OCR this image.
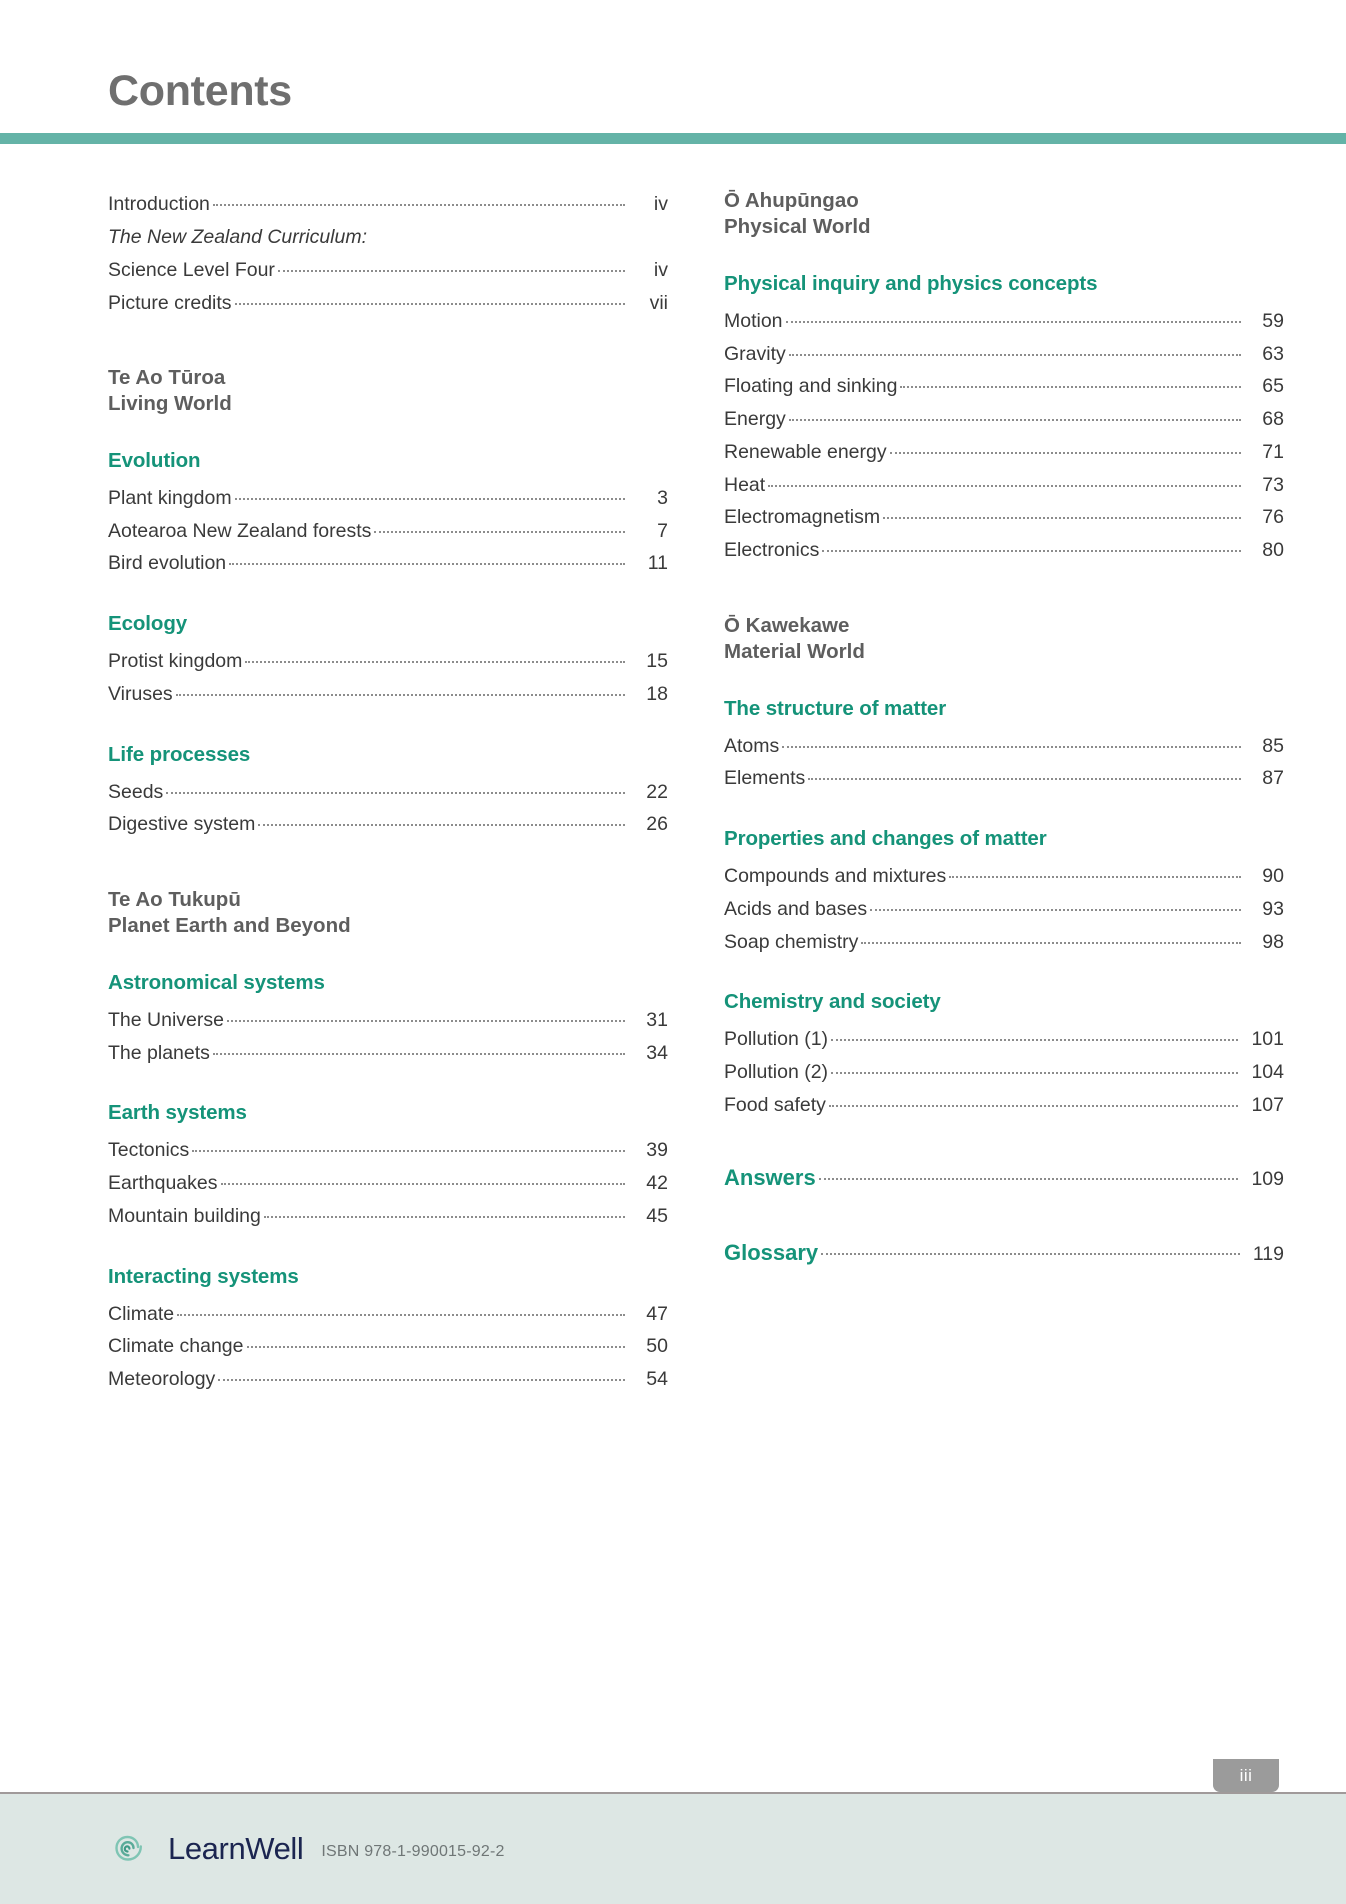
Contents
Introduction	iv
The New Zealand Curriculum:
Science Level Four	iv
Picture credits	vii
Te Ao Tūroa
Living World
Evolution
Plant kingdom	3
Aotearoa New Zealand forests	7
Bird evolution	11
Ecology
Protist kingdom	15
Viruses	18
Life processes
Seeds	22
Digestive system	26
Te Ao Tukupū
Planet Earth and Beyond
Astronomical systems
The Universe	31
The planets	34
Earth systems
Tectonics	39
Earthquakes	42
Mountain building	45
Interacting systems
Climate	47
Climate change	50
Meteorology	54
Ō Ahupūngao
Physical World
Physical inquiry and physics concepts
Motion	59
Gravity	63
Floating and sinking	65
Energy	68
Renewable energy	71
Heat	73
Electromagnetism	76
Electronics	80
Ō Kawekawe
Material World
The structure of matter
Atoms	85
Elements	87
Properties and changes of matter
Compounds and mixtures	90
Acids and bases	93
Soap chemistry	98
Chemistry and society
Pollution (1)	101
Pollution (2)	104
Food safety	107
Answers	109
Glossary	119
iii
LearnWell ISBN 978-1-990015-92-2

------------------------------

*Work instructions:*
The full text of the data above, exact and without pictures, is what to return.

*Reply to the exercise:*
OCR this image.
Contents
Introduction	iv
The New Zealand Curriculum:
Science Level Four	iv
Picture credits	vii
Te Ao Tūroa
Living World
Evolution
Plant kingdom	3
Aotearoa New Zealand forests	7
Bird evolution	11
Ecology
Protist kingdom	15
Viruses	18
Life processes
Seeds	22
Digestive system	26
Te Ao Tukupū
Planet Earth and Beyond
Astronomical systems
The Universe	31
The planets	34
Earth systems
Tectonics	39
Earthquakes	42
Mountain building	45
Interacting systems
Climate	47
Climate change	50
Meteorology	54
Ō Ahupūngao
Physical World
Physical inquiry and physics concepts
Motion	59
Gravity	63
Floating and sinking	65
Energy	68
Renewable energy	71
Heat	73
Electromagnetism	76
Electronics	80
Ō Kawekawe
Material World
The structure of matter
Atoms	85
Elements	87
Properties and changes of matter
Compounds and mixtures	90
Acids and bases	93
Soap chemistry	98
Chemistry and society
Pollution (1)	101
Pollution (2)	104
Food safety	107
Answers	109
Glossary	119
iii
LearnWell ISBN 978-1-990015-92-2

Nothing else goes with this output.